▸ Obiettivo
Ricopia tutte le voci qui sotto, riga per riga, senza modificare nemmeno un carattere.

(Elenchi di coordinate dei riquadri)
####

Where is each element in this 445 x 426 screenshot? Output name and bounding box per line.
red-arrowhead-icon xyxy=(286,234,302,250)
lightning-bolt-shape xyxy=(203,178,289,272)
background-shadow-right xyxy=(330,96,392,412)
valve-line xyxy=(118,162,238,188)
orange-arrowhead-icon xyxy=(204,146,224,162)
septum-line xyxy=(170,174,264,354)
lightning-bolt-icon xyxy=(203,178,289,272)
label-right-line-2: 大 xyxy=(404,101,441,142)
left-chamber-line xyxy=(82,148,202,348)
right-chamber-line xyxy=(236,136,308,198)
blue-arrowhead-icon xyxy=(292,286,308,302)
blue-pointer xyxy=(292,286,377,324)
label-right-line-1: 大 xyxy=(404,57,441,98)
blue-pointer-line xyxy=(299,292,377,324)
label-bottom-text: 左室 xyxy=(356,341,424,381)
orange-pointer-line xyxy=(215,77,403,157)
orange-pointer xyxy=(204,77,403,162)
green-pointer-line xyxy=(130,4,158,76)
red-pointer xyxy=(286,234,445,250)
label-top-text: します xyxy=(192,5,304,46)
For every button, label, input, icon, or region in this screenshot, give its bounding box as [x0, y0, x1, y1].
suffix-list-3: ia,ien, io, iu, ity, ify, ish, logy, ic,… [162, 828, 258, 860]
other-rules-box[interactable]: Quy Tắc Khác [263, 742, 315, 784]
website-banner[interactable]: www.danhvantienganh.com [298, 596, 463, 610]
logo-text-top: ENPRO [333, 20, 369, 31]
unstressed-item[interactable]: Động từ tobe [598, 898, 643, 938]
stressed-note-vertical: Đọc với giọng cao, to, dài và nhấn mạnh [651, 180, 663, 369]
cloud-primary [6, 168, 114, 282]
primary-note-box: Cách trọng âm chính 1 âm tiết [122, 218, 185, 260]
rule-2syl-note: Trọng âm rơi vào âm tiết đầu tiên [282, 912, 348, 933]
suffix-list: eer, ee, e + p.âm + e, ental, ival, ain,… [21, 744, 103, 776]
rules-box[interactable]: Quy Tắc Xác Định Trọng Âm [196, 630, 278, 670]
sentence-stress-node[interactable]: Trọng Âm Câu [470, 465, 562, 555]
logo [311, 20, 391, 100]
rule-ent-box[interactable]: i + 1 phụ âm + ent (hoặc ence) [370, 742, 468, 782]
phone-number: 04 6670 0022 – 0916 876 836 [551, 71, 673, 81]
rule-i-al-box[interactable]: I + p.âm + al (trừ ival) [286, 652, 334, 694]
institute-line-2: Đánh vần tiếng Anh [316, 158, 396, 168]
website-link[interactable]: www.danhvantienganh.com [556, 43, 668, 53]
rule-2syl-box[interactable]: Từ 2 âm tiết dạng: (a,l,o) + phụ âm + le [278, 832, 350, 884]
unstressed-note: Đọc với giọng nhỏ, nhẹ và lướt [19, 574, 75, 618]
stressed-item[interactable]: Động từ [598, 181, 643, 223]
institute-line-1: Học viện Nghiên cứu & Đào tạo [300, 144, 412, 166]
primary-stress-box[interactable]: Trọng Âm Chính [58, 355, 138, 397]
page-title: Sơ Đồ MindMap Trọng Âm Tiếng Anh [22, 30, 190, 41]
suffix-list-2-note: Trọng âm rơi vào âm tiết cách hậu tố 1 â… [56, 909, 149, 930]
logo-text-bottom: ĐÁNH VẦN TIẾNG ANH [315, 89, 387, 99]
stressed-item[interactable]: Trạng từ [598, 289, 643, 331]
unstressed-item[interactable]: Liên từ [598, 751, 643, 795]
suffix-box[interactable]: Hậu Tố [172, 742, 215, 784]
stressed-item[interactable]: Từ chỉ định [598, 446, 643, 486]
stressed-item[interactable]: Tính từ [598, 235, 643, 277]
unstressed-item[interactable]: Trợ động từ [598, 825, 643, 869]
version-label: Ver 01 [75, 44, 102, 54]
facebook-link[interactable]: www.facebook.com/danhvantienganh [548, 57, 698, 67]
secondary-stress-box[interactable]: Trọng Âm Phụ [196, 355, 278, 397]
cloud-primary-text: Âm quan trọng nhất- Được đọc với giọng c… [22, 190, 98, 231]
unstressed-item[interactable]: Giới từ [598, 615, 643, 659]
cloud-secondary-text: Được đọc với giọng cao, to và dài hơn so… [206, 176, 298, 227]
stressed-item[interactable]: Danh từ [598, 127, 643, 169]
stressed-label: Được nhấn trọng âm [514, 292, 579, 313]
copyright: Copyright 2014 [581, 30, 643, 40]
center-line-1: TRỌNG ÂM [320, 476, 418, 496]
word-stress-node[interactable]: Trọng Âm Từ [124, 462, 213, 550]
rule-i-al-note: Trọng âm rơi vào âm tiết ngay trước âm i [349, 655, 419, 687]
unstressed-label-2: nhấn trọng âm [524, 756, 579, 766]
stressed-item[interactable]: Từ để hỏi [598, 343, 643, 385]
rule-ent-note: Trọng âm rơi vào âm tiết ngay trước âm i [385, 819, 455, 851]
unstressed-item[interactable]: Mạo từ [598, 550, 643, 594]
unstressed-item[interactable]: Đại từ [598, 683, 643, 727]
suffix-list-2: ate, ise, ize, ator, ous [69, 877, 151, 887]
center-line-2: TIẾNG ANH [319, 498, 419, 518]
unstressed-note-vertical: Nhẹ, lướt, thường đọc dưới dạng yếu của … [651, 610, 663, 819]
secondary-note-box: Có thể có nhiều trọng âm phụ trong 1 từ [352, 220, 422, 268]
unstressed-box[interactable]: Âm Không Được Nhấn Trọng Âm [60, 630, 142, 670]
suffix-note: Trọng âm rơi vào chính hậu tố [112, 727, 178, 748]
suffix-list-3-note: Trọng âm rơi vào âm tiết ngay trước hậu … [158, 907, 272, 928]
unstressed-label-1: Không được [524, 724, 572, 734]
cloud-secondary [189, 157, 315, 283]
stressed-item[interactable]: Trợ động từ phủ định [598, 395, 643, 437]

####

▸ La risposta
Where is each element in this 445 x 426 screenshot? Output name and bounding box per line.
red-arrowhead-icon xyxy=(286,234,302,250)
lightning-bolt-shape xyxy=(203,178,289,272)
background-shadow-right xyxy=(330,96,392,412)
valve-line xyxy=(118,162,238,188)
orange-arrowhead-icon xyxy=(204,146,224,162)
septum-line xyxy=(170,174,264,354)
lightning-bolt-icon xyxy=(203,178,289,272)
label-right-line-2: 大 xyxy=(404,101,441,142)
left-chamber-line xyxy=(82,148,202,348)
right-chamber-line xyxy=(236,136,308,198)
blue-arrowhead-icon xyxy=(292,286,308,302)
blue-pointer xyxy=(292,286,377,324)
label-right-line-1: 大 xyxy=(404,57,441,98)
blue-pointer-line xyxy=(299,292,377,324)
label-bottom-text: 左室 xyxy=(356,341,424,381)
orange-pointer-line xyxy=(215,77,403,157)
orange-pointer xyxy=(204,77,403,162)
green-pointer-line xyxy=(130,4,158,76)
red-pointer xyxy=(286,234,445,250)
label-top-text: します xyxy=(192,5,304,46)
For every button, label, input, icon, or region in this screenshot, give its bounding box as [x0, y0, x1, y1].
suffix-list-3: ia,ien, io, iu, ity, ify, ish, logy, ic,… [162, 828, 258, 860]
other-rules-box[interactable]: Quy Tắc Khác [263, 742, 315, 784]
website-banner[interactable]: www.danhvantienganh.com [298, 596, 463, 610]
logo-text-top: ENPRO [333, 20, 369, 31]
unstressed-item[interactable]: Động từ tobe [598, 898, 643, 938]
stressed-note-vertical: Đọc với giọng cao, to, dài và nhấn mạnh [651, 180, 663, 369]
cloud-primary [6, 168, 114, 282]
primary-note-box: Cách trọng âm chính 1 âm tiết [122, 218, 185, 260]
rule-2syl-note: Trọng âm rơi vào âm tiết đầu tiên [282, 912, 348, 933]
suffix-list: eer, ee, e + p.âm + e, ental, ival, ain,… [21, 744, 103, 776]
rules-box[interactable]: Quy Tắc Xác Định Trọng Âm [196, 630, 278, 670]
sentence-stress-node[interactable]: Trọng Âm Câu [470, 465, 562, 555]
logo [311, 20, 391, 100]
rule-ent-box[interactable]: i + 1 phụ âm + ent (hoặc ence) [370, 742, 468, 782]
phone-number: 04 6670 0022 – 0916 876 836 [551, 71, 673, 81]
rule-i-al-box[interactable]: I + p.âm + al (trừ ival) [286, 652, 334, 694]
institute-line-2: Đánh vần tiếng Anh [316, 158, 396, 168]
website-link[interactable]: www.danhvantienganh.com [556, 43, 668, 53]
rule-2syl-box[interactable]: Từ 2 âm tiết dạng: (a,l,o) + phụ âm + le [278, 832, 350, 884]
unstressed-note: Đọc với giọng nhỏ, nhẹ và lướt [19, 574, 75, 618]
stressed-item[interactable]: Động từ [598, 181, 643, 223]
institute-line-1: Học viện Nghiên cứu & Đào tạo [300, 144, 412, 166]
primary-stress-box[interactable]: Trọng Âm Chính [58, 355, 138, 397]
page-title: Sơ Đồ MindMap Trọng Âm Tiếng Anh [22, 30, 190, 41]
suffix-list-2-note: Trọng âm rơi vào âm tiết cách hậu tố 1 â… [56, 909, 149, 930]
logo-text-bottom: ĐÁNH VẦN TIẾNG ANH [315, 89, 387, 99]
stressed-item[interactable]: Trạng từ [598, 289, 643, 331]
unstressed-item[interactable]: Liên từ [598, 751, 643, 795]
suffix-box[interactable]: Hậu Tố [172, 742, 215, 784]
stressed-item[interactable]: Từ chỉ định [598, 446, 643, 486]
stressed-item[interactable]: Tính từ [598, 235, 643, 277]
unstressed-item[interactable]: Trợ động từ [598, 825, 643, 869]
version-label: Ver 01 [75, 44, 102, 54]
facebook-link[interactable]: www.facebook.com/danhvantienganh [548, 57, 698, 67]
secondary-stress-box[interactable]: Trọng Âm Phụ [196, 355, 278, 397]
cloud-primary-text: Âm quan trọng nhất- Được đọc với giọng c… [22, 190, 98, 231]
unstressed-item[interactable]: Giới từ [598, 615, 643, 659]
cloud-secondary-text: Được đọc với giọng cao, to và dài hơn so… [206, 176, 298, 227]
stressed-item[interactable]: Danh từ [598, 127, 643, 169]
stressed-label: Được nhấn trọng âm [514, 292, 579, 313]
copyright: Copyright 2014 [581, 30, 643, 40]
center-line-1: TRỌNG ÂM [320, 476, 418, 496]
word-stress-node[interactable]: Trọng Âm Từ [124, 462, 213, 550]
rule-i-al-note: Trọng âm rơi vào âm tiết ngay trước âm i [349, 655, 419, 687]
unstressed-label-2: nhấn trọng âm [524, 756, 579, 766]
stressed-item[interactable]: Từ để hỏi [598, 343, 643, 385]
rule-ent-note: Trọng âm rơi vào âm tiết ngay trước âm i [385, 819, 455, 851]
unstressed-item[interactable]: Mạo từ [598, 550, 643, 594]
unstressed-item[interactable]: Đại từ [598, 683, 643, 727]
suffix-list-2: ate, ise, ize, ator, ous [69, 877, 151, 887]
center-line-2: TIẾNG ANH [319, 498, 419, 518]
unstressed-note-vertical: Nhẹ, lướt, thường đọc dưới dạng yếu của … [651, 610, 663, 819]
secondary-note-box: Có thể có nhiều trọng âm phụ trong 1 từ [352, 220, 422, 268]
unstressed-box[interactable]: Âm Không Được Nhấn Trọng Âm [60, 630, 142, 670]
suffix-note: Trọng âm rơi vào chính hậu tố [112, 727, 178, 748]
suffix-list-3-note: Trọng âm rơi vào âm tiết ngay trước hậu … [158, 907, 272, 928]
unstressed-label-1: Không được [524, 724, 572, 734]
cloud-secondary [189, 157, 315, 283]
stressed-item[interactable]: Trợ động từ phủ định [598, 395, 643, 437]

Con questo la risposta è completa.